#### Text segment
— start —

Lecture 4 GPU Memory Systems

Latency and Throughput

  • Latency is the delay caused by the physical speed of the hardware
  • Throughput is the maximum rate of production/processing

For CPU: CPU = low latency, low throughput

  • CPU clock = 3 GHz (3 clocks/ns)
  • CPU main memory latency: ~100+ ns
  • CPU arithmetic instruction latency: ~1+ ns

For GPU:

  • GPU = high latency, high throughput
  • GPU clock = 1 GHz (1 clock/ns)
  • GPU main memory latency: ~300+ ns
  • GPU arithmetic instruction latency: ~10+ ns

Above numbers were for Kepler GPUs (e.g. GTX 700 series)
For Fermi, latencies tend to be double that of Kepler GPUs

Compute & IO Throughput

GeForce GTX Titan Black (GK110 based)

Compute throughput 5 TFLOPS (single precision)
Global memory bandwidth 336 GB/s (84 Gfloat/s)
  • GPU is very IO limited! IO is very often the throughput bottleneck, so its important to be smart about IO.
  • If you want to get beyond ~900 GFLOPS, need to do multiple FLOPs per shared memory load.
1
2
3
4
5
6
7
8
9
10
11
TFLOP = Teraflop; a way of measuring the power of a computer based on mathematical capability. (Capability of a processor to calculate one trillion floating-point operations per second)

Memory bandwidth = rate at which data can be read from or stored into a semiconductor memory by a processor

Due to design of GPU, IO (memory access) and compute happen at the same time. IO is generally the bottleneck.

— end —

#### Data records
— start —

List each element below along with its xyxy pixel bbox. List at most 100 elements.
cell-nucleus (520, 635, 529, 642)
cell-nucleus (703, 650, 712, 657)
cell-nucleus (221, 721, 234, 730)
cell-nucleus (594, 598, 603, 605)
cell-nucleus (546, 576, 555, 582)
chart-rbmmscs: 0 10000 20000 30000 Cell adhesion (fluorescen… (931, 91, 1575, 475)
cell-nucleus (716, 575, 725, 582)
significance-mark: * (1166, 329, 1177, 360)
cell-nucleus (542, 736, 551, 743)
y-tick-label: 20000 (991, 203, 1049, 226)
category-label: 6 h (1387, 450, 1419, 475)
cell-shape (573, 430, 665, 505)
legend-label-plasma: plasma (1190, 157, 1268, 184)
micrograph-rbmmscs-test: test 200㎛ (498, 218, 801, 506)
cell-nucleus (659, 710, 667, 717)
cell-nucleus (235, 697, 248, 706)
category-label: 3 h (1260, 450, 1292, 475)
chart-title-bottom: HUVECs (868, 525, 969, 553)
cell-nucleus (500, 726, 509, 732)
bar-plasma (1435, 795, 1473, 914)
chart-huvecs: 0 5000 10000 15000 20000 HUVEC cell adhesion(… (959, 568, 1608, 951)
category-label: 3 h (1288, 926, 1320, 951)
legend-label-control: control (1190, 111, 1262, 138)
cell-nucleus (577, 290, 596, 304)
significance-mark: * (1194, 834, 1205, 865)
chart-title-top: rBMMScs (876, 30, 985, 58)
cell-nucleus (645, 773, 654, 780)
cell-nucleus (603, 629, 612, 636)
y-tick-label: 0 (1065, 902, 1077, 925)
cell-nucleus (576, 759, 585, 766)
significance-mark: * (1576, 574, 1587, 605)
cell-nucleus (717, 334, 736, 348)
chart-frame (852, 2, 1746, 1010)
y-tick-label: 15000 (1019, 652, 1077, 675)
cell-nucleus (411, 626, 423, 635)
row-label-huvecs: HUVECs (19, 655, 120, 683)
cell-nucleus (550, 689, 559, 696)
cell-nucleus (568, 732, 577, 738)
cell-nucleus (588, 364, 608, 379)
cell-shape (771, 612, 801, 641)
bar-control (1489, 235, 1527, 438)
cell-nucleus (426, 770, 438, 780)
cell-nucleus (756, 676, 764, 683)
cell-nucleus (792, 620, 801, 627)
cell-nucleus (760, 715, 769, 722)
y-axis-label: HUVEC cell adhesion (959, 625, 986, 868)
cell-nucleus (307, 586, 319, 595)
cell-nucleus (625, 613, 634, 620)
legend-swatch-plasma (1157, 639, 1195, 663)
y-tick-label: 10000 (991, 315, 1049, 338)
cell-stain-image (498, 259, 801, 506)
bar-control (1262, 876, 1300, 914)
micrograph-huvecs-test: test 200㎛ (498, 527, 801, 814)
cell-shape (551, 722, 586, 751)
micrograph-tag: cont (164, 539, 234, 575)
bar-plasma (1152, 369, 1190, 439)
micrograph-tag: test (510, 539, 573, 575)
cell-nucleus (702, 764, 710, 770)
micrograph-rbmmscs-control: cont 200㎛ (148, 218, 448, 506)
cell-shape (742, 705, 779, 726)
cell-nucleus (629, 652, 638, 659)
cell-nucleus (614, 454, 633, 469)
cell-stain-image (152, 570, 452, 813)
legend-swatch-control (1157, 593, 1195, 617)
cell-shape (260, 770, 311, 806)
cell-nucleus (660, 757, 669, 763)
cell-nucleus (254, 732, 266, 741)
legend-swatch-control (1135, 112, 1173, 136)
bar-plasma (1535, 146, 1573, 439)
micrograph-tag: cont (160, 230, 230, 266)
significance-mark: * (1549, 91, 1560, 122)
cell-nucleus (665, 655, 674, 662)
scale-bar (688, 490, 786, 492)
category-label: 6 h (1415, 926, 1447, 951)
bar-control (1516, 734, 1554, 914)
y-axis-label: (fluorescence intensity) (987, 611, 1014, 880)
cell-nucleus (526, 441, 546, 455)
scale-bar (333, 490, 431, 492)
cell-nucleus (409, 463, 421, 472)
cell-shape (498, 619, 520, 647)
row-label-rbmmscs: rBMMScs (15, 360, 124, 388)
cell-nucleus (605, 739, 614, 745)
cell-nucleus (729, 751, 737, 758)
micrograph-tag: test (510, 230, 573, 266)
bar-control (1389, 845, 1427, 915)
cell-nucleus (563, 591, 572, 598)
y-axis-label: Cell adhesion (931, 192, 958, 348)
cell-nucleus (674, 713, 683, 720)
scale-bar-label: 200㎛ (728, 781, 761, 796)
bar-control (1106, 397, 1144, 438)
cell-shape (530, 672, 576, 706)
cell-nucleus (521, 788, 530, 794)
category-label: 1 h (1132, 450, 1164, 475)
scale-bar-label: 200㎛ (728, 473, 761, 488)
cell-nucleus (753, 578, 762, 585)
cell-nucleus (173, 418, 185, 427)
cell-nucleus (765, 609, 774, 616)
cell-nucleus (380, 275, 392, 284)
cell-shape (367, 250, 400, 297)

— end —

#### Task A
From the GPU memory lecture notes, reproduce verbatim the part that begins with the words containing "Above numbers were" and ends with "GB/s (84 Gfloat/s)".
#### Task B
List every term that the GPU memory lecture notes explicitly define.

#### Final result A
Above numbers were for Kepler GPUs (e.g. GTX 700 series)
For Fermi, latencies tend to be double that of Kepler GPUs

Compute & IO Throughput

GeForce GTX Titan Black (GK110 based)

Compute throughput 5 TFLOPS (single precision)
Global memory bandwidth 336 GB/s (84 Gfloat/s)

#### Final result B
Latency, throughput, TFLOP (teraflop), memory bandwidth